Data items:

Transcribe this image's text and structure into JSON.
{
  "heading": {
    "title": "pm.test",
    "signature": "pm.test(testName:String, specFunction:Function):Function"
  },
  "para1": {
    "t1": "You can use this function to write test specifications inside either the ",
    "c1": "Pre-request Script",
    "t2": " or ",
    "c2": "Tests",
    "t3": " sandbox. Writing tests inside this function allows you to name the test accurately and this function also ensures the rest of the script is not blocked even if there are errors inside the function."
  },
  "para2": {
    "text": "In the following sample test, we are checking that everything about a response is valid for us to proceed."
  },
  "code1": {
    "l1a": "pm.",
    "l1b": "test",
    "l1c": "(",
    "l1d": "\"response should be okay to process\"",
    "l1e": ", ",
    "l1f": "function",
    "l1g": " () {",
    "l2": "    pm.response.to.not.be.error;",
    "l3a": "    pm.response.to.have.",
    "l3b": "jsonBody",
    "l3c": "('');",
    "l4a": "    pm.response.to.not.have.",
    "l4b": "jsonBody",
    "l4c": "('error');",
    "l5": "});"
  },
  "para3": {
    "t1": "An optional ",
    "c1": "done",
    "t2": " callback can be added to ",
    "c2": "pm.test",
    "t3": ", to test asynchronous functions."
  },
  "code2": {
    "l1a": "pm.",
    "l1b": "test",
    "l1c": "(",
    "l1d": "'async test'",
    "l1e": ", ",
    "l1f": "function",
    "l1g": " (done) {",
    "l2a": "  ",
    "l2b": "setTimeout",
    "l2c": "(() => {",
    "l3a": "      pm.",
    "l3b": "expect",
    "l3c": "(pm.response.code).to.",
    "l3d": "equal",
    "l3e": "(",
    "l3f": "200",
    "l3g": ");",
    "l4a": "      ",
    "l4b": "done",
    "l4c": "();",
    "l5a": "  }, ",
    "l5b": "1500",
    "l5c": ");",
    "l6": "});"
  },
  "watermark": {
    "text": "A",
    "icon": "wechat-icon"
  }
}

> _Your instructions_: Above are some records. Count the lines among them with the word "have", and answer with the number only.

> _Task answer_: 2